RECORDS TO PROCESS ▸
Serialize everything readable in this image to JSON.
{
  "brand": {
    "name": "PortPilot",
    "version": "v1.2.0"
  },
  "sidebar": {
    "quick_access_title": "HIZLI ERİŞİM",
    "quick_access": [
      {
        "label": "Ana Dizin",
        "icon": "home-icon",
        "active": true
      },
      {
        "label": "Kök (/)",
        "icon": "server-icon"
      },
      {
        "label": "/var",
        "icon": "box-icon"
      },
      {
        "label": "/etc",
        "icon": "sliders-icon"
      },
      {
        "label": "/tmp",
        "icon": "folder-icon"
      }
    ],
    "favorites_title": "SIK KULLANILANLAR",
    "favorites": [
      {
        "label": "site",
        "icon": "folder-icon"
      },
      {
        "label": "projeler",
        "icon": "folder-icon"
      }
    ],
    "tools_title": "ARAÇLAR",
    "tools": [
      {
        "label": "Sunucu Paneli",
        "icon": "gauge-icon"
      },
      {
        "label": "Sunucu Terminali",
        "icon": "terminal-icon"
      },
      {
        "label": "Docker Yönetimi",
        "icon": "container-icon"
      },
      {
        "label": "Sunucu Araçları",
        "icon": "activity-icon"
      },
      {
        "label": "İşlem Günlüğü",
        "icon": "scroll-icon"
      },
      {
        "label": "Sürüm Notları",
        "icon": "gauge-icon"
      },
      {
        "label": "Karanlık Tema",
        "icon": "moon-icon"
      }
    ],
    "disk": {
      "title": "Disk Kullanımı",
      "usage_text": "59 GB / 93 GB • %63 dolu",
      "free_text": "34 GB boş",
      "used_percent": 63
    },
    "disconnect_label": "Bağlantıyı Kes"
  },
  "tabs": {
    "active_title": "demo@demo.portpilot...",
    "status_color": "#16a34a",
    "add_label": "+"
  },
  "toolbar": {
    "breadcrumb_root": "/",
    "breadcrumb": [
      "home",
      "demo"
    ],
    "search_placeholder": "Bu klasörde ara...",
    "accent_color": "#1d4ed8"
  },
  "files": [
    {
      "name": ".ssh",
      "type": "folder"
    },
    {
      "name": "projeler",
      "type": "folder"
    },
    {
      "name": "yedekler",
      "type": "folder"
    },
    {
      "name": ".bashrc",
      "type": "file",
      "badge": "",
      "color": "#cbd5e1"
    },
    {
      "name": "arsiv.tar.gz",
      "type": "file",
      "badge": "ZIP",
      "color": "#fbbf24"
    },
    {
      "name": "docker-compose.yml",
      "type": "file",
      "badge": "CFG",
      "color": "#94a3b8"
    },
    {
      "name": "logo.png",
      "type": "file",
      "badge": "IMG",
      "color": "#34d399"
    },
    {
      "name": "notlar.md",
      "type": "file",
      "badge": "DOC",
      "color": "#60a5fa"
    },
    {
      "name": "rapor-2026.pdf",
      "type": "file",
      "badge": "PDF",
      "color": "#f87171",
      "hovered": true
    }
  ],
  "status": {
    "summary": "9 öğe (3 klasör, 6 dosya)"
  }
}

WHAT NEEDS TO BE DONE ▸ Produce a verbatim transcription of the entries above.

THE SOLUTION ▸
Serialize everything readable in this image to JSON.
{
  "brand": {
    "name": "PortPilot",
    "version": "v1.2.0"
  },
  "sidebar": {
    "quick_access_title": "HIZLI ERİŞİM",
    "quick_access": [
      {
        "label": "Ana Dizin",
        "icon": "home-icon",
        "active": true
      },
      {
        "label": "Kök (/)",
        "icon": "server-icon"
      },
      {
        "label": "/var",
        "icon": "box-icon"
      },
      {
        "label": "/etc",
        "icon": "sliders-icon"
      },
      {
        "label": "/tmp",
        "icon": "folder-icon"
      }
    ],
    "favorites_title": "SIK KULLANILANLAR",
    "favorites": [
      {
        "label": "site",
        "icon": "folder-icon"
      },
      {
        "label": "projeler",
        "icon": "folder-icon"
      }
    ],
    "tools_title": "ARAÇLAR",
    "tools": [
      {
        "label": "Sunucu Paneli",
        "icon": "gauge-icon"
      },
      {
        "label": "Sunucu Terminali",
        "icon": "terminal-icon"
      },
      {
        "label": "Docker Yönetimi",
        "icon": "container-icon"
      },
      {
        "label": "Sunucu Araçları",
        "icon": "activity-icon"
      },
      {
        "label": "İşlem Günlüğü",
        "icon": "scroll-icon"
      },
      {
        "label": "Sürüm Notları",
        "icon": "gauge-icon"
      },
      {
        "label": "Karanlık Tema",
        "icon": "moon-icon"
      }
    ],
    "disk": {
      "title": "Disk Kullanımı",
      "usage_text": "59 GB / 93 GB • %63 dolu",
      "free_text": "34 GB boş",
      "used_percent": 63
    },
    "disconnect_label": "Bağlantıyı Kes"
  },
  "tabs": {
    "active_title": "demo@demo.portpilot...",
    "status_color": "#16a34a",
    "add_label": "+"
  },
  "toolbar": {
    "breadcrumb_root": "/",
    "breadcrumb": [
      "home",
      "demo"
    ],
    "search_placeholder": "Bu klasörde ara...",
    "accent_color": "#1d4ed8"
  },
  "files": [
    {
      "name": ".ssh",
      "type": "folder"
    },
    {
      "name": "projeler",
      "type": "folder"
    },
    {
      "name": "yedekler",
      "type": "folder"
    },
    {
      "name": ".bashrc",
      "type": "file",
      "badge": "",
      "color": "#cbd5e1"
    },
    {
      "name": "arsiv.tar.gz",
      "type": "file",
      "badge": "ZIP",
      "color": "#fbbf24"
    },
    {
      "name": "docker-compose.yml",
      "type": "file",
      "badge": "CFG",
      "color": "#94a3b8"
    },
    {
      "name": "logo.png",
      "type": "file",
      "badge": "IMG",
      "color": "#34d399"
    },
    {
      "name": "notlar.md",
      "type": "file",
      "badge": "DOC",
      "color": "#60a5fa"
    },
    {
      "name": "rapor-2026.pdf",
      "type": "file",
      "badge": "PDF",
      "color": "#f87171",
      "hovered": true
    }
  ],
  "status": {
    "summary": "9 öğe (3 klasör, 6 dosya)"
  }
}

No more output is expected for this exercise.